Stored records

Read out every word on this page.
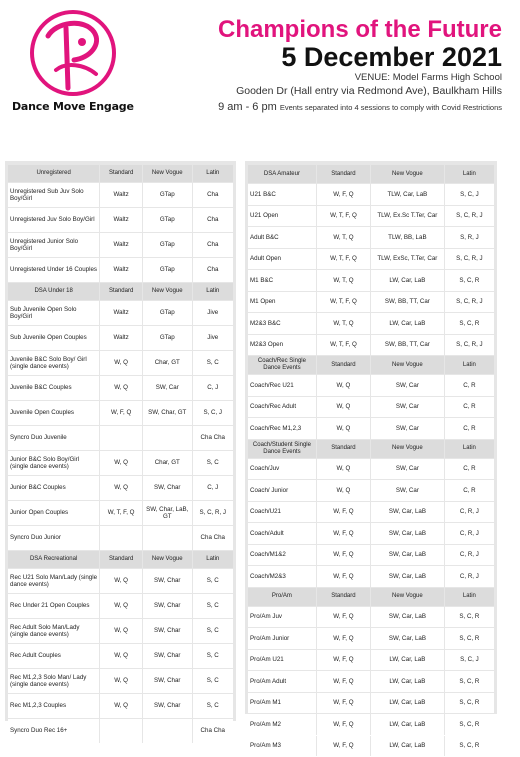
Dance Move Engage
Champions of the Future
5 December 2021
VENUE: Model Farms High School
Gooden Dr (Hall entry via Redmond Ave), Baulkham Hills
9 am - 6 pm Events separated into 4 sessions to comply with Covid Restrictions
Unregistered	Standard	New Vogue	Latin
Unregistered Sub Juv Solo Boy/Girl	Waltz	GTap	Cha
Unregistered Juv Solo Boy/Girl	Waltz	GTap	Cha
Unregistered Junior Solo Boy/Girl	Waltz	GTap	Cha
Unregistered Under 16 Couples	Waltz	GTap	Cha
DSA Under 18	Standard	New Vogue	Latin
Sub Juvenile Open Solo Boy/Girl	Waltz	GTap	Jive
Sub Juvenile Open Couples	Waltz	GTap	Jive
Juvenile B&C Solo Boy/ Girl (single dance events)	W, Q	Char, GT	S, C
Juvenile B&C Couples	W, Q	SW, Car	C, J
Juvenile Open Couples	W, F, Q	SW, Char, GT	S, C, J
Syncro Duo Juvenile			Cha Cha
Junior B&C Solo Boy/Girl (single dance events)	W, Q	Char, GT	S, C
Junior B&C Couples	W, Q	SW, Char	C, J
Junior Open Couples	W, T, F, Q	SW, Char, LaB, GT	S, C, R, J
Syncro Duo Junior			Cha Cha
DSA Recreational	Standard	New Vogue	Latin
Rec U21 Solo Man/Lady (single dance events)	W, Q	SW, Char	S, C
Rec Under 21 Open Couples	W, Q	SW, Char	S, C
Rec Adult Solo Man/Lady (single dance events)	W, Q	SW, Char	S, C
Rec Adult Couples	W, Q	SW, Char	S, C
Rec M1,2,3 Solo Man/ Lady (single dance events)	W, Q	SW, Char	S, C
Rec M1,2,3 Couples	W, Q	SW, Char	S, C
Syncro Duo Rec 16+			Cha Cha
DSA Amateur	Standard	New Vogue	Latin
U21 B&C	W, F, Q	TLW, Car, LaB	S, C, J
U21 Open	W, T, F, Q	TLW, Ex.Sc T.Ter, Car	S, C, R, J
Adult B&C	W, T, Q	TLW, BB, LaB	S, R, J
Adult Open	W, T, F, Q	TLW, ExSc, T.Ter, Car	S, C, R, J
M1 B&C	W, T, Q	LW, Car, LaB	S, C, R
M1 Open	W, T, F, Q	SW, BB, TT, Car	S, C, R, J
M2&3 B&C	W, T, Q	LW, Car, LaB	S, C, R
M2&3 Open	W, T, F, Q	SW, BB, TT, Car	S, C, R, J
Coach/Rec Single Dance Events	Standard	New Vogue	Latin
Coach/Rec U21	W, Q	SW, Car	C, R
Coach/Rec Adult	W, Q	SW, Car	C, R
Coach/Rec M1,2,3	W, Q	SW, Car	C, R
Coach/Student Single Dance Events	Standard	New Vogue	Latin
Coach/Juv	W, Q	SW, Car	C, R
Coach/ Junior	W, Q	SW, Car	C, R
Coach/U21	W, F, Q	SW, Car, LaB	C, R, J
Coach/Adult	W, F, Q	SW, Car, LaB	C, R, J
Coach/M1&2	W, F, Q	SW, Car, LaB	C, R, J
Coach/M2&3	W, F, Q	SW, Car, LaB	C, R, J
Pro/Am	Standard	New Vogue	Latin
Pro/Am Juv	W, F, Q	SW, Car, LaB	S, C, R
Pro/Am Junior	W, F, Q	SW, Car, LaB	S, C, R
Pro/Am U21	W, F, Q	LW, Car, LaB	S, C, J
Pro/Am Adult	W, F, Q	LW, Car, LaB	S, C, R
Pro/Am M1	W, F, Q	LW, Car, LaB	S, C, R
Pro/Am M2	W, F, Q	LW, Car, LaB	S, C, R
Pro/Am M3	W, F, Q	LW, Car, LaB	S, C, R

WHAT NEEDS TO BE DONE:
Without the pictures, repeat all the records word for word.

ANSWER TO THIS EXERCISE:
Read out every word on this page.
Dance Move Engage
Champions of the Future
5 December 2021
VENUE: Model Farms High School
Gooden Dr (Hall entry via Redmond Ave), Baulkham Hills
9 am - 6 pm Events separated into 4 sessions to comply with Covid Restrictions
Unregistered	Standard	New Vogue	Latin
Unregistered Sub Juv Solo Boy/Girl	Waltz	GTap	Cha
Unregistered Juv Solo Boy/Girl	Waltz	GTap	Cha
Unregistered Junior Solo Boy/Girl	Waltz	GTap	Cha
Unregistered Under 16 Couples	Waltz	GTap	Cha
DSA Under 18	Standard	New Vogue	Latin
Sub Juvenile Open Solo Boy/Girl	Waltz	GTap	Jive
Sub Juvenile Open Couples	Waltz	GTap	Jive
Juvenile B&C Solo Boy/ Girl (single dance events)	W, Q	Char, GT	S, C
Juvenile B&C Couples	W, Q	SW, Car	C, J
Juvenile Open Couples	W, F, Q	SW, Char, GT	S, C, J
Syncro Duo Juvenile			Cha Cha
Junior B&C Solo Boy/Girl (single dance events)	W, Q	Char, GT	S, C
Junior B&C Couples	W, Q	SW, Char	C, J
Junior Open Couples	W, T, F, Q	SW, Char, LaB, GT	S, C, R, J
Syncro Duo Junior			Cha Cha
DSA Recreational	Standard	New Vogue	Latin
Rec U21 Solo Man/Lady (single dance events)	W, Q	SW, Char	S, C
Rec Under 21 Open Couples	W, Q	SW, Char	S, C
Rec Adult Solo Man/Lady (single dance events)	W, Q	SW, Char	S, C
Rec Adult Couples	W, Q	SW, Char	S, C
Rec M1,2,3 Solo Man/ Lady (single dance events)	W, Q	SW, Char	S, C
Rec M1,2,3 Couples	W, Q	SW, Char	S, C
Syncro Duo Rec 16+			Cha Cha
DSA Amateur	Standard	New Vogue	Latin
U21 B&C	W, F, Q	TLW, Car, LaB	S, C, J
U21 Open	W, T, F, Q	TLW, Ex.Sc T.Ter, Car	S, C, R, J
Adult B&C	W, T, Q	TLW, BB, LaB	S, R, J
Adult Open	W, T, F, Q	TLW, ExSc, T.Ter, Car	S, C, R, J
M1 B&C	W, T, Q	LW, Car, LaB	S, C, R
M1 Open	W, T, F, Q	SW, BB, TT, Car	S, C, R, J
M2&3 B&C	W, T, Q	LW, Car, LaB	S, C, R
M2&3 Open	W, T, F, Q	SW, BB, TT, Car	S, C, R, J
Coach/Rec Single Dance Events	Standard	New Vogue	Latin
Coach/Rec U21	W, Q	SW, Car	C, R
Coach/Rec Adult	W, Q	SW, Car	C, R
Coach/Rec M1,2,3	W, Q	SW, Car	C, R
Coach/Student Single Dance Events	Standard	New Vogue	Latin
Coach/Juv	W, Q	SW, Car	C, R
Coach/ Junior	W, Q	SW, Car	C, R
Coach/U21	W, F, Q	SW, Car, LaB	C, R, J
Coach/Adult	W, F, Q	SW, Car, LaB	C, R, J
Coach/M1&2	W, F, Q	SW, Car, LaB	C, R, J
Coach/M2&3	W, F, Q	SW, Car, LaB	C, R, J
Pro/Am	Standard	New Vogue	Latin
Pro/Am Juv	W, F, Q	SW, Car, LaB	S, C, R
Pro/Am Junior	W, F, Q	SW, Car, LaB	S, C, R
Pro/Am U21	W, F, Q	LW, Car, LaB	S, C, J
Pro/Am Adult	W, F, Q	LW, Car, LaB	S, C, R
Pro/Am M1	W, F, Q	LW, Car, LaB	S, C, R
Pro/Am M2	W, F, Q	LW, Car, LaB	S, C, R
Pro/Am M3	W, F, Q	LW, Car, LaB	S, C, R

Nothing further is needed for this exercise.